** begin DATA LISTING **

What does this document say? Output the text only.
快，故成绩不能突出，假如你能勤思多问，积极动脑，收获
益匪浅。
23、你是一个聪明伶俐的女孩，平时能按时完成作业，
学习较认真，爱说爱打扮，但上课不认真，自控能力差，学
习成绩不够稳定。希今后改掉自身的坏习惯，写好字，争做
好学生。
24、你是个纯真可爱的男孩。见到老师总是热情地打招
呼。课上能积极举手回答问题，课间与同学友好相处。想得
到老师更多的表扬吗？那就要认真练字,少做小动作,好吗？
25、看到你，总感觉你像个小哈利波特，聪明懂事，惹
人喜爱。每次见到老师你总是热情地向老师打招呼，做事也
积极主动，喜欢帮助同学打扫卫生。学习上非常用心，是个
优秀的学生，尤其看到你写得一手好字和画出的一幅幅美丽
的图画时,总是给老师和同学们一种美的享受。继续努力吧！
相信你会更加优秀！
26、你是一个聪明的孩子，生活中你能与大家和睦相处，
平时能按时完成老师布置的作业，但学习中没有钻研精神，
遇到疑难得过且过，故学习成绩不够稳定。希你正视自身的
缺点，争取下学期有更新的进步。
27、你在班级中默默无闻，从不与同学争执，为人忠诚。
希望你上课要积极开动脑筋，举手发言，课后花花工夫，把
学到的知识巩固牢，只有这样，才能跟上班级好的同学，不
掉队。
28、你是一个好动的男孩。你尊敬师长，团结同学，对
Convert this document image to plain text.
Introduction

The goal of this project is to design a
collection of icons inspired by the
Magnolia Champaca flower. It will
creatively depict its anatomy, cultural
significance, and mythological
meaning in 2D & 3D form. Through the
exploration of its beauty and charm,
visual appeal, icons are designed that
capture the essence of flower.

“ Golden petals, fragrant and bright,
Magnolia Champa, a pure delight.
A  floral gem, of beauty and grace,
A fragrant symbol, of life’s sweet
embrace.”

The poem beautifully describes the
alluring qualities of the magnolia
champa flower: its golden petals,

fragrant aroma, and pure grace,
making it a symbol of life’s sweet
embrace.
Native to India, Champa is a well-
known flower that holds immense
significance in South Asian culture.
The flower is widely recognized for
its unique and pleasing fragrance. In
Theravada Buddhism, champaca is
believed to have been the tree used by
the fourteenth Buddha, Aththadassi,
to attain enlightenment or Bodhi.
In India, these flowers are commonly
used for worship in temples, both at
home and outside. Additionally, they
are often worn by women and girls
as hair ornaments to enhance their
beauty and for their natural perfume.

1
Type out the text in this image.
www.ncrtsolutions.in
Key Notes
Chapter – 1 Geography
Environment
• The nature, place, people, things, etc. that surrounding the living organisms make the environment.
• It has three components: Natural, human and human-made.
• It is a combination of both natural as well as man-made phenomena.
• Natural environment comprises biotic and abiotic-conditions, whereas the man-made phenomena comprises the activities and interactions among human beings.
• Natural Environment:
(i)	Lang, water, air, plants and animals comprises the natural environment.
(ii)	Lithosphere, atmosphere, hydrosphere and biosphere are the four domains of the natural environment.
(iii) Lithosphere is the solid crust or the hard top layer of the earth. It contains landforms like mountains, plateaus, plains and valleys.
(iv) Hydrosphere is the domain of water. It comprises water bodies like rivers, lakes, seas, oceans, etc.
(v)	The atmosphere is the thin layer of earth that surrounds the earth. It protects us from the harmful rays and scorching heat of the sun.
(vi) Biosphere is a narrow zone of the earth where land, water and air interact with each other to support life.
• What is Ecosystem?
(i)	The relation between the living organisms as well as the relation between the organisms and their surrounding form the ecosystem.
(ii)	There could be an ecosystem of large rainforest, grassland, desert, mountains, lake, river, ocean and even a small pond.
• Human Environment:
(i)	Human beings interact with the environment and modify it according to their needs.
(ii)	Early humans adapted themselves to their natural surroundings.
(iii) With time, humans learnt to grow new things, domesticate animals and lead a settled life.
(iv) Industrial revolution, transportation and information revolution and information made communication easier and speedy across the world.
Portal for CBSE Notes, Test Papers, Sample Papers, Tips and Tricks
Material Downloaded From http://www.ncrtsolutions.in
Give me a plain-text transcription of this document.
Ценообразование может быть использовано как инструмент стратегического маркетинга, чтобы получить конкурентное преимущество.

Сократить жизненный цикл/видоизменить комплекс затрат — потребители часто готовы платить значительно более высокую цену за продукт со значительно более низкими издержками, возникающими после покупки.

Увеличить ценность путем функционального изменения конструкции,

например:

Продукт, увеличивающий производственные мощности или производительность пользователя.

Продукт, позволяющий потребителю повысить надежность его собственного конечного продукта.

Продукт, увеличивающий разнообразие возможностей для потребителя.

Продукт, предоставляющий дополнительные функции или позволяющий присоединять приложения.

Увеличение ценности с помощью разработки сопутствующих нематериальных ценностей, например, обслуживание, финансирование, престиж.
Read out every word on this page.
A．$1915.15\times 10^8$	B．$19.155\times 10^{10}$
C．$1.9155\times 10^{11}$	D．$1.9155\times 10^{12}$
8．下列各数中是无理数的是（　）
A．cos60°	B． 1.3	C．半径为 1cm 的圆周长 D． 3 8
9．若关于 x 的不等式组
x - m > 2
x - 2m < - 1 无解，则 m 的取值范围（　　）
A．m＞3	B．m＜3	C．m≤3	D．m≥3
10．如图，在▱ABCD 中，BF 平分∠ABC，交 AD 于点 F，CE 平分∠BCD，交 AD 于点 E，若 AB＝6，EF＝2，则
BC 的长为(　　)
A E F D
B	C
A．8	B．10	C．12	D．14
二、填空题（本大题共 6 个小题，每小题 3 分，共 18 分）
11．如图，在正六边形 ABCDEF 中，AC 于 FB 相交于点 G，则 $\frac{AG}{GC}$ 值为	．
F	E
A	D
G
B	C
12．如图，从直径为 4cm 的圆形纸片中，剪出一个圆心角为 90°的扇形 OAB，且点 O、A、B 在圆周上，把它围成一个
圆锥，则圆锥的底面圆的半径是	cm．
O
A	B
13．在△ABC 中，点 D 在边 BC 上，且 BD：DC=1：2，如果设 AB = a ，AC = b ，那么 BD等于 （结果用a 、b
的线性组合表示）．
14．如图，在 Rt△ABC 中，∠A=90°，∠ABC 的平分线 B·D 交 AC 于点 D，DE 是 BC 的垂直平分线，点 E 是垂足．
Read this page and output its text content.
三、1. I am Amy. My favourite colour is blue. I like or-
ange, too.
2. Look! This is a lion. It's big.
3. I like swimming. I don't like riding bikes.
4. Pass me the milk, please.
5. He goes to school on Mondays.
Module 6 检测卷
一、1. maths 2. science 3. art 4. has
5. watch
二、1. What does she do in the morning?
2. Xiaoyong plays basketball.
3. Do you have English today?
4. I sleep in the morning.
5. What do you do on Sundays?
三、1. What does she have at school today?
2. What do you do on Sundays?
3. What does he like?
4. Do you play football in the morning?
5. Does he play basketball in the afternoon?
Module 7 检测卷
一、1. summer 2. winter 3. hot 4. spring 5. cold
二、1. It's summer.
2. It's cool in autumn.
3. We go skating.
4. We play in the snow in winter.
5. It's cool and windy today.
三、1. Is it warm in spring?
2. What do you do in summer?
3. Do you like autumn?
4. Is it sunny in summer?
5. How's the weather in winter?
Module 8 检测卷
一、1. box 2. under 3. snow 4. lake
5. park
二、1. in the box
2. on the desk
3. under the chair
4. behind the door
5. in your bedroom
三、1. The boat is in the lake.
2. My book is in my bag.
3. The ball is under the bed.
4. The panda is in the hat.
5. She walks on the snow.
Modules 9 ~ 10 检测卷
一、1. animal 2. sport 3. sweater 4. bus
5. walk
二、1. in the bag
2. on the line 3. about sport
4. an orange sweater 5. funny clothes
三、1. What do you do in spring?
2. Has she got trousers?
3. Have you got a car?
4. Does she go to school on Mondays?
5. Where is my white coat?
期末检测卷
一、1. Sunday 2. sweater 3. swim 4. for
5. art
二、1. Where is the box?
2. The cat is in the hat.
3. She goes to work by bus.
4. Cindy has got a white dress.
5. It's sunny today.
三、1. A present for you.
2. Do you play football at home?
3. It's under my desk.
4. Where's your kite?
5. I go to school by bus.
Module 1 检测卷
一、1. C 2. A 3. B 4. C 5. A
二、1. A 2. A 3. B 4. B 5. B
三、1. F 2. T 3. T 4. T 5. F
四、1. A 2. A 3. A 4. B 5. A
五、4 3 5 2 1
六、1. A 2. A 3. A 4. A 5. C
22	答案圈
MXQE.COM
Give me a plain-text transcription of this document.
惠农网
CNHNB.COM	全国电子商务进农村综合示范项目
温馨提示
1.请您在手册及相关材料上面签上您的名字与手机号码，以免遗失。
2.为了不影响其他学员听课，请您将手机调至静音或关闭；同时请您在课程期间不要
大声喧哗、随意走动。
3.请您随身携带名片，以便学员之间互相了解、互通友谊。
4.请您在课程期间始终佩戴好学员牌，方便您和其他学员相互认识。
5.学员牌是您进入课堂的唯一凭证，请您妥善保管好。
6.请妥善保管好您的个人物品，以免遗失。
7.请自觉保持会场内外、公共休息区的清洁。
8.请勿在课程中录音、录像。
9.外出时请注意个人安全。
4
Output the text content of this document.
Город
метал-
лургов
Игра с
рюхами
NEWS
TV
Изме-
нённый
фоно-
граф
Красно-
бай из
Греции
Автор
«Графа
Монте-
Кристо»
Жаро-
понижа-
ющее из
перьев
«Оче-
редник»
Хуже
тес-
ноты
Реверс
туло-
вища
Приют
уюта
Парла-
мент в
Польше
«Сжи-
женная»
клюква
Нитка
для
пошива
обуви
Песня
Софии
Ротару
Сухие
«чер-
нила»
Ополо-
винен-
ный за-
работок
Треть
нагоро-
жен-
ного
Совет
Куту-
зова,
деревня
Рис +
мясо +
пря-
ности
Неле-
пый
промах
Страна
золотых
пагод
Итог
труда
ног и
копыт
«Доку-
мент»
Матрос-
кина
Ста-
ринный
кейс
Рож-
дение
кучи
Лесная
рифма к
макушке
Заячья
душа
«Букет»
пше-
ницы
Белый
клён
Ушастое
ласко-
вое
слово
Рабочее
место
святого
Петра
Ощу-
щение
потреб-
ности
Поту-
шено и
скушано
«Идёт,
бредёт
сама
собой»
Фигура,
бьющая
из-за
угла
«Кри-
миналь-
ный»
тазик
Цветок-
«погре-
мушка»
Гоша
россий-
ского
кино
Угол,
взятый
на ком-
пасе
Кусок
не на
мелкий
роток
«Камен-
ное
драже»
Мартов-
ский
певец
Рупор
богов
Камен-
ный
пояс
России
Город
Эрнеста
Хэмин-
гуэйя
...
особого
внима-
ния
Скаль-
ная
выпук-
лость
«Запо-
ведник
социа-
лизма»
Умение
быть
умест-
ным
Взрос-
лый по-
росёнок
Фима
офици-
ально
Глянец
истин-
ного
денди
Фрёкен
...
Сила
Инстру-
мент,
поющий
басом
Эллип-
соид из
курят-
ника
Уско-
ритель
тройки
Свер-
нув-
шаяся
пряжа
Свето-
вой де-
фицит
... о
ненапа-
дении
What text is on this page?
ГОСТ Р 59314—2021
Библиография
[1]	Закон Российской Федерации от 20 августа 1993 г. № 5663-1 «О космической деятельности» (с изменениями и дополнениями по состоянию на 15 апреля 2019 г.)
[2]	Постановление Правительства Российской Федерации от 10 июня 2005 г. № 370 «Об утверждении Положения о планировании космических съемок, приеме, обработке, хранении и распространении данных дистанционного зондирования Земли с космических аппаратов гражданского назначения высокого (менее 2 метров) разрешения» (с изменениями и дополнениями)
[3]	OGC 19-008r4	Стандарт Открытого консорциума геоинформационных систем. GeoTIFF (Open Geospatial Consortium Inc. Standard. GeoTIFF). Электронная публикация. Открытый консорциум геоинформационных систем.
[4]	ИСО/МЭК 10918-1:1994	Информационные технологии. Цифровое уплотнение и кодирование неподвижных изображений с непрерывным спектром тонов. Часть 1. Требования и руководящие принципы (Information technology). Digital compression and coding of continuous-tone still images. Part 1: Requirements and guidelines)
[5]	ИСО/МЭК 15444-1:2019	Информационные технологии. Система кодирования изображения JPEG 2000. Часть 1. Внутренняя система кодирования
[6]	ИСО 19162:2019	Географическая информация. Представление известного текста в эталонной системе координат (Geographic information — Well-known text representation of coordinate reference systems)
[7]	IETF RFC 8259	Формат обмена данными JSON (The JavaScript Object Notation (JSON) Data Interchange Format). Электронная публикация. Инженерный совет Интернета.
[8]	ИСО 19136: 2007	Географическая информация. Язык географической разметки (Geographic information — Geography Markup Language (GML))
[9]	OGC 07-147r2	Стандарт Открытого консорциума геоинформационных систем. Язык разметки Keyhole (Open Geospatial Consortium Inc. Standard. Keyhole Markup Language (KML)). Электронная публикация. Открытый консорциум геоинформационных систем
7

** end DATA LISTING **

*REQUIREMENT:* Report only the number of lines in the data above that contain "grace".

*TASK SOLUTION:* 2